— Start Provided data —

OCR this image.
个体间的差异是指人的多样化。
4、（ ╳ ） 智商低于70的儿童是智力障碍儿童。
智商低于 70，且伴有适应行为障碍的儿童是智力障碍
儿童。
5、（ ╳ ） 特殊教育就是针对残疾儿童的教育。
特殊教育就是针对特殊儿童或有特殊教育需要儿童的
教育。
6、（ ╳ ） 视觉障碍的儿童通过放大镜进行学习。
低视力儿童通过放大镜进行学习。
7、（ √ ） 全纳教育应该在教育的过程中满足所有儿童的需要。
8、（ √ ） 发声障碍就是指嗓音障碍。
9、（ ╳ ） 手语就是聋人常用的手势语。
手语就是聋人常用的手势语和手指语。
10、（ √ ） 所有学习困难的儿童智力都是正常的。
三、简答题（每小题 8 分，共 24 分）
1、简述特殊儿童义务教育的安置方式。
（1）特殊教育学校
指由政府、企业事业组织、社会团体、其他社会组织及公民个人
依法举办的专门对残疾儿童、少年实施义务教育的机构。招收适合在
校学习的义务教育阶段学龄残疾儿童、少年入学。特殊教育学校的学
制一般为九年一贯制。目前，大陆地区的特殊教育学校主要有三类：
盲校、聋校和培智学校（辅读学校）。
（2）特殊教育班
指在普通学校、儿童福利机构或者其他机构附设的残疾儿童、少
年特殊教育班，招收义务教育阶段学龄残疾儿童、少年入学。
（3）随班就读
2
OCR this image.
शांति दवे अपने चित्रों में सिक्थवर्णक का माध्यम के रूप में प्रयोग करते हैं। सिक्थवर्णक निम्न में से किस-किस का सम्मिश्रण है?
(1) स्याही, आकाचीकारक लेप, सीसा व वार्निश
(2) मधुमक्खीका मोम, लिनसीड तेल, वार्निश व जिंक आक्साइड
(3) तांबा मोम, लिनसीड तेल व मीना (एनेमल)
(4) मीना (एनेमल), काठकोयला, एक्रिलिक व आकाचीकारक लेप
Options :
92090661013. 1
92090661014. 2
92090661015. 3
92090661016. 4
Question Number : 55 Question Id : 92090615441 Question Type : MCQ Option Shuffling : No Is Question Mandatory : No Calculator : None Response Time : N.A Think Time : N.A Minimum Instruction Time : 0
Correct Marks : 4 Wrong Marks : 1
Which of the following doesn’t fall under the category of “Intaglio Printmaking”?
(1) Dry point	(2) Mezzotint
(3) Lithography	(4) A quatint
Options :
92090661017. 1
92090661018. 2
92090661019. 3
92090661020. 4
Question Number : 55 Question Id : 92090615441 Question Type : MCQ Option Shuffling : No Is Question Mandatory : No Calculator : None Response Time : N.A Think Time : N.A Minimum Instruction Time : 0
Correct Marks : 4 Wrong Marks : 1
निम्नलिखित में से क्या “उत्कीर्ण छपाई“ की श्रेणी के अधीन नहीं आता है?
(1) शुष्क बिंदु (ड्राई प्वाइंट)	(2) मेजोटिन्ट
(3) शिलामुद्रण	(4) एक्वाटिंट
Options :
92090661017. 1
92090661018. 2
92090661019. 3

— End Provided data —

> **Written exercise**
Repeat the data precisely, line by line.

> **Response**
OCR this image.
个体间的差异是指人的多样化。
4、（ ╳ ） 智商低于70的儿童是智力障碍儿童。
智商低于 70，且伴有适应行为障碍的儿童是智力障碍
儿童。
5、（ ╳ ） 特殊教育就是针对残疾儿童的教育。
特殊教育就是针对特殊儿童或有特殊教育需要儿童的
教育。
6、（ ╳ ） 视觉障碍的儿童通过放大镜进行学习。
低视力儿童通过放大镜进行学习。
7、（ √ ） 全纳教育应该在教育的过程中满足所有儿童的需要。
8、（ √ ） 发声障碍就是指嗓音障碍。
9、（ ╳ ） 手语就是聋人常用的手势语。
手语就是聋人常用的手势语和手指语。
10、（ √ ） 所有学习困难的儿童智力都是正常的。
三、简答题（每小题 8 分，共 24 分）
1、简述特殊儿童义务教育的安置方式。
（1）特殊教育学校
指由政府、企业事业组织、社会团体、其他社会组织及公民个人
依法举办的专门对残疾儿童、少年实施义务教育的机构。招收适合在
校学习的义务教育阶段学龄残疾儿童、少年入学。特殊教育学校的学
制一般为九年一贯制。目前，大陆地区的特殊教育学校主要有三类：
盲校、聋校和培智学校（辅读学校）。
（2）特殊教育班
指在普通学校、儿童福利机构或者其他机构附设的残疾儿童、少
年特殊教育班，招收义务教育阶段学龄残疾儿童、少年入学。
（3）随班就读
2
OCR this image.
शांति दवे अपने चित्रों में सिक्थवर्णक का माध्यम के रूप में प्रयोग करते हैं। सिक्थवर्णक निम्न में से किस-किस का सम्मिश्रण है?
(1) स्याही, आकाचीकारक लेप, सीसा व वार्निश
(2) मधुमक्खीका मोम, लिनसीड तेल, वार्निश व जिंक आक्साइड
(3) तांबा मोम, लिनसीड तेल व मीना (एनेमल)
(4) मीना (एनेमल), काठकोयला, एक्रिलिक व आकाचीकारक लेप
Options :
92090661013. 1
92090661014. 2
92090661015. 3
92090661016. 4
Question Number : 55 Question Id : 92090615441 Question Type : MCQ Option Shuffling : No Is Question Mandatory : No Calculator : None Response Time : N.A Think Time : N.A Minimum Instruction Time : 0
Correct Marks : 4 Wrong Marks : 1
Which of the following doesn’t fall under the category of “Intaglio Printmaking”?
(1) Dry point	(2) Mezzotint
(3) Lithography	(4) A quatint
Options :
92090661017. 1
92090661018. 2
92090661019. 3
92090661020. 4
Question Number : 55 Question Id : 92090615441 Question Type : MCQ Option Shuffling : No Is Question Mandatory : No Calculator : None Response Time : N.A Think Time : N.A Minimum Instruction Time : 0
Correct Marks : 4 Wrong Marks : 1
निम्नलिखित में से क्या “उत्कीर्ण छपाई“ की श्रेणी के अधीन नहीं आता है?
(1) शुष्क बिंदु (ड्राई प्वाइंट)	(2) मेजोटिन्ट
(3) शिलामुद्रण	(4) एक्वाटिंट
Options :
92090661017. 1
92090661018. 2
92090661019. 3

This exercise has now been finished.